━━━━━ SOURCE DATA
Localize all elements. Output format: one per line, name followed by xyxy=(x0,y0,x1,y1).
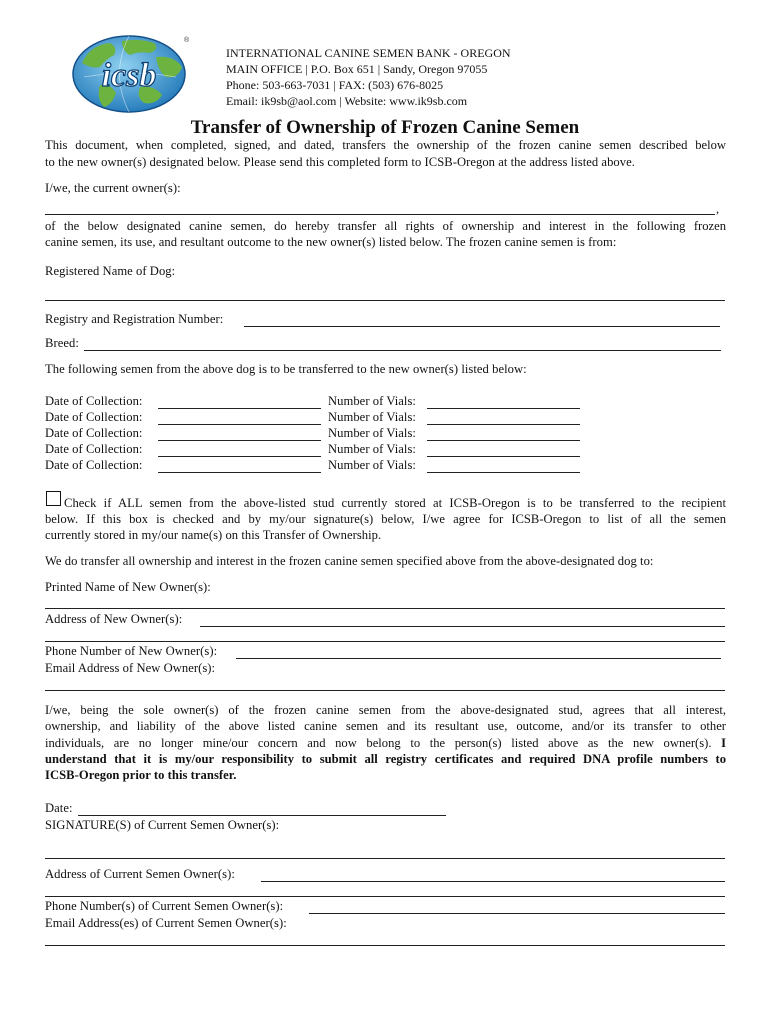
collection-date-label: Date of Collection: xyxy=(45,458,143,472)
semen-intro: The following semen from the above dog is to be transferred to the new owner(s) listed below: xyxy=(45,362,527,376)
collection-vials-field[interactable] xyxy=(427,456,580,457)
new-owner-address-field[interactable] xyxy=(200,626,725,627)
new-owner-email-label: Email Address of New Owner(s): xyxy=(45,661,216,675)
icsb-logo xyxy=(70,33,192,115)
registered-name-field[interactable] xyxy=(45,300,725,301)
current-address-label: Address of Current Semen Owner(s): xyxy=(45,867,235,881)
collection-vials-label: Number of Vials: xyxy=(328,426,416,440)
new-owner-phone-label: Phone Number of New Owner(s): xyxy=(45,644,218,658)
current-email-label: Email Address(es) of Current Semen Owner(s): xyxy=(45,916,287,930)
new-owner-name-label: Printed Name of New Owner(s): xyxy=(45,580,211,594)
collection-date-field[interactable] xyxy=(158,408,321,409)
collection-vials-field[interactable] xyxy=(427,424,580,425)
registry-label: Registry and Registration Number: xyxy=(45,312,224,326)
collection-date-label: Date of Collection: xyxy=(45,442,143,456)
transfer-all-checkbox[interactable] xyxy=(46,491,61,506)
collection-date-field[interactable] xyxy=(158,424,321,425)
collection-vials-field[interactable] xyxy=(427,408,580,409)
check-all-line-1: Check if ALL semen from the above-listed stud currently stored at ICSB-Oregon is to be transferred to the recipient xyxy=(64,496,726,510)
current-address-field-2[interactable] xyxy=(45,896,725,897)
check-all-line-2: below. If this box is checked and by my/our signature(s) below, I/we agree for ICSB-Oregon to list of all the semen xyxy=(45,512,726,526)
collection-vials-label: Number of Vials: xyxy=(328,442,416,456)
current-owner-comma: , xyxy=(716,202,720,216)
transfer-statement: We do transfer all ownership and interest in the frozen canine semen specified above from the above-designated dog to: xyxy=(45,554,654,568)
date-field[interactable] xyxy=(78,815,446,816)
registry-field[interactable] xyxy=(244,326,720,327)
liability-line-5: ICSB-Oregon prior to this transfer. xyxy=(45,768,237,782)
intro-line-1: This document, when completed, signed, and dated, transfers the ownership of the frozen canine semen described below xyxy=(45,138,726,152)
date-label: Date: xyxy=(45,801,73,815)
breed-label: Breed: xyxy=(45,336,79,350)
collection-vials-field[interactable] xyxy=(427,440,580,441)
liability-line-3-text: individuals, are no longer mine/our concern and now belong to the person(s) listed above as the new owner(s). xyxy=(45,736,712,750)
collection-date-label: Date of Collection: xyxy=(45,410,143,424)
page-title: Transfer of Ownership of Frozen Canine Semen xyxy=(190,117,580,138)
check-all-line-3: currently stored in my/our name(s) on this Transfer of Ownership. xyxy=(45,528,382,542)
new-owner-address-field-2[interactable] xyxy=(45,641,725,642)
liability-line-2: ownership, and liability of the above listed canine semen and its resultant use, outcome, and/or its transfer to other xyxy=(45,719,726,733)
collection-vials-field[interactable] xyxy=(427,472,580,473)
phone-fax: Phone: 503-663-7031 | FAX: (503) 676-8025 xyxy=(226,78,444,92)
liability-line-4: understand that it is my/our responsibility to submit all registry certificates and required DNA profile numbers to xyxy=(45,752,726,766)
breed-field[interactable] xyxy=(84,350,721,351)
new-owner-email-field[interactable] xyxy=(45,690,725,691)
transfer-text-line-2: canine semen, its use, and resultant outcome to the new owner(s) listed below. The frozen canine semen is from: xyxy=(45,235,617,249)
main-office: MAIN OFFICE | P.O. Box 651 | Sandy, Oregon 97055 xyxy=(226,62,488,76)
new-owner-name-field[interactable] xyxy=(45,608,725,609)
collection-date-label: Date of Collection: xyxy=(45,426,143,440)
signature-field[interactable] xyxy=(45,858,725,859)
current-owner-field[interactable] xyxy=(45,214,715,215)
intro-line-2: to the new owner(s) designated below. Please send this completed form to ICSB-Oregon at the address listed above. xyxy=(45,155,635,169)
collection-vials-label: Number of Vials: xyxy=(328,394,416,408)
transfer-text-line-1: of the below designated canine semen, do hereby transfer all rights of ownership and interest in the following frozen xyxy=(45,219,726,233)
new-owner-address-label: Address of New Owner(s): xyxy=(45,612,183,626)
liability-line-3 xyxy=(45,736,726,751)
current-phone-field[interactable] xyxy=(309,913,725,914)
new-owner-phone-field[interactable] xyxy=(236,658,721,659)
registered-mark: ® xyxy=(184,37,190,44)
liability-line-3-bold: I xyxy=(721,736,726,750)
current-owner-label: I/we, the current owner(s): xyxy=(45,181,181,195)
collection-vials-label: Number of Vials: xyxy=(328,410,416,424)
signature-label: SIGNATURE(S) of Current Semen Owner(s): xyxy=(45,818,280,832)
collection-date-field[interactable] xyxy=(158,456,321,457)
current-address-field[interactable] xyxy=(261,881,725,882)
registered-name-label: Registered Name of Dog: xyxy=(45,264,176,278)
logo-text: icsb xyxy=(101,57,157,94)
collection-vials-label: Number of Vials: xyxy=(328,458,416,472)
liability-line-1: I/we, being the sole owner(s) of the frozen canine semen from the above-designated stud, agrees that all interest, xyxy=(45,703,726,717)
current-phone-label: Phone Number(s) of Current Semen Owner(s): xyxy=(45,899,284,913)
email-website: Email: ik9sb@aol.com | Website: www.ik9sb.com xyxy=(226,94,468,108)
current-email-field[interactable] xyxy=(45,945,725,946)
collection-date-field[interactable] xyxy=(158,472,321,473)
collection-date-label: Date of Collection: xyxy=(45,394,143,408)
collection-date-field[interactable] xyxy=(158,440,321,441)
org-name: INTERNATIONAL CANINE SEMEN BANK - OREGON xyxy=(226,46,511,60)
━━━━━━━━━━
**PROBLEM REQUIREMENTS**
Copy the entries above word for word, omitting the pictures.

**SOLVED PROBLEM**
Localize all elements. Output format: one per line, name followed by xyxy=(x0,y0,x1,y1).
collection-date-label: Date of Collection: xyxy=(45,458,143,472)
semen-intro: The following semen from the above dog is to be transferred to the new owner(s) listed below: xyxy=(45,362,527,376)
collection-vials-field[interactable] xyxy=(427,456,580,457)
new-owner-address-field[interactable] xyxy=(200,626,725,627)
new-owner-email-label: Email Address of New Owner(s): xyxy=(45,661,216,675)
icsb-logo xyxy=(70,33,192,115)
registered-name-field[interactable] xyxy=(45,300,725,301)
current-address-label: Address of Current Semen Owner(s): xyxy=(45,867,235,881)
collection-vials-label: Number of Vials: xyxy=(328,426,416,440)
new-owner-phone-label: Phone Number of New Owner(s): xyxy=(45,644,218,658)
current-email-label: Email Address(es) of Current Semen Owner(s): xyxy=(45,916,287,930)
new-owner-name-label: Printed Name of New Owner(s): xyxy=(45,580,211,594)
collection-date-field[interactable] xyxy=(158,408,321,409)
collection-vials-field[interactable] xyxy=(427,424,580,425)
registry-label: Registry and Registration Number: xyxy=(45,312,224,326)
collection-date-label: Date of Collection: xyxy=(45,442,143,456)
transfer-all-checkbox[interactable] xyxy=(46,491,61,506)
collection-date-field[interactable] xyxy=(158,424,321,425)
collection-vials-field[interactable] xyxy=(427,408,580,409)
check-all-line-1: Check if ALL semen from the above-listed stud currently stored at ICSB-Oregon is to be transferred to the recipient xyxy=(64,496,726,510)
current-address-field-2[interactable] xyxy=(45,896,725,897)
check-all-line-2: below. If this box is checked and by my/our signature(s) below, I/we agree for ICSB-Oregon to list of all the semen xyxy=(45,512,726,526)
collection-vials-label: Number of Vials: xyxy=(328,442,416,456)
current-owner-comma: , xyxy=(716,202,720,216)
transfer-statement: We do transfer all ownership and interest in the frozen canine semen specified above from the above-designated dog to: xyxy=(45,554,654,568)
date-field[interactable] xyxy=(78,815,446,816)
registry-field[interactable] xyxy=(244,326,720,327)
liability-line-5: ICSB-Oregon prior to this transfer. xyxy=(45,768,237,782)
intro-line-1: This document, when completed, signed, and dated, transfers the ownership of the frozen canine semen described below xyxy=(45,138,726,152)
date-label: Date: xyxy=(45,801,73,815)
breed-label: Breed: xyxy=(45,336,79,350)
collection-vials-field[interactable] xyxy=(427,440,580,441)
liability-line-3-text: individuals, are no longer mine/our concern and now belong to the person(s) listed above as the new owner(s). xyxy=(45,736,712,750)
collection-date-label: Date of Collection: xyxy=(45,410,143,424)
page-title: Transfer of Ownership of Frozen Canine Semen xyxy=(190,117,580,138)
check-all-line-3: currently stored in my/our name(s) on this Transfer of Ownership. xyxy=(45,528,382,542)
new-owner-address-field-2[interactable] xyxy=(45,641,725,642)
liability-line-2: ownership, and liability of the above listed canine semen and its resultant use, outcome, and/or its transfer to other xyxy=(45,719,726,733)
collection-vials-field[interactable] xyxy=(427,472,580,473)
phone-fax: Phone: 503-663-7031 | FAX: (503) 676-8025 xyxy=(226,78,444,92)
liability-line-4: understand that it is my/our responsibility to submit all registry certificates and required DNA profile numbers to xyxy=(45,752,726,766)
breed-field[interactable] xyxy=(84,350,721,351)
new-owner-email-field[interactable] xyxy=(45,690,725,691)
transfer-text-line-2: canine semen, its use, and resultant outcome to the new owner(s) listed below. The frozen canine semen is from: xyxy=(45,235,617,249)
main-office: MAIN OFFICE | P.O. Box 651 | Sandy, Oregon 97055 xyxy=(226,62,488,76)
new-owner-name-field[interactable] xyxy=(45,608,725,609)
collection-date-label: Date of Collection: xyxy=(45,426,143,440)
signature-field[interactable] xyxy=(45,858,725,859)
current-owner-field[interactable] xyxy=(45,214,715,215)
intro-line-2: to the new owner(s) designated below. Please send this completed form to ICSB-Oregon at the address listed above. xyxy=(45,155,635,169)
collection-vials-label: Number of Vials: xyxy=(328,394,416,408)
transfer-text-line-1: of the below designated canine semen, do hereby transfer all rights of ownership and interest in the following frozen xyxy=(45,219,726,233)
new-owner-address-label: Address of New Owner(s): xyxy=(45,612,183,626)
liability-line-3 xyxy=(45,736,726,751)
current-phone-field[interactable] xyxy=(309,913,725,914)
new-owner-phone-field[interactable] xyxy=(236,658,721,659)
registered-mark: ® xyxy=(184,37,190,44)
liability-line-3-bold: I xyxy=(721,736,726,750)
current-owner-label: I/we, the current owner(s): xyxy=(45,181,181,195)
collection-vials-label: Number of Vials: xyxy=(328,410,416,424)
signature-label: SIGNATURE(S) of Current Semen Owner(s): xyxy=(45,818,280,832)
collection-date-field[interactable] xyxy=(158,456,321,457)
current-address-field[interactable] xyxy=(261,881,725,882)
registered-name-label: Registered Name of Dog: xyxy=(45,264,176,278)
logo-text: icsb xyxy=(101,57,157,94)
collection-vials-label: Number of Vials: xyxy=(328,458,416,472)
liability-line-1: I/we, being the sole owner(s) of the frozen canine semen from the above-designated stud, agrees that all interest, xyxy=(45,703,726,717)
current-phone-label: Phone Number(s) of Current Semen Owner(s): xyxy=(45,899,284,913)
email-website: Email: ik9sb@aol.com | Website: www.ik9sb.com xyxy=(226,94,468,108)
current-email-field[interactable] xyxy=(45,945,725,946)
collection-date-field[interactable] xyxy=(158,472,321,473)
collection-date-label: Date of Collection: xyxy=(45,394,143,408)
collection-date-field[interactable] xyxy=(158,440,321,441)
org-name: INTERNATIONAL CANINE SEMEN BANK - OREGON xyxy=(226,46,511,60)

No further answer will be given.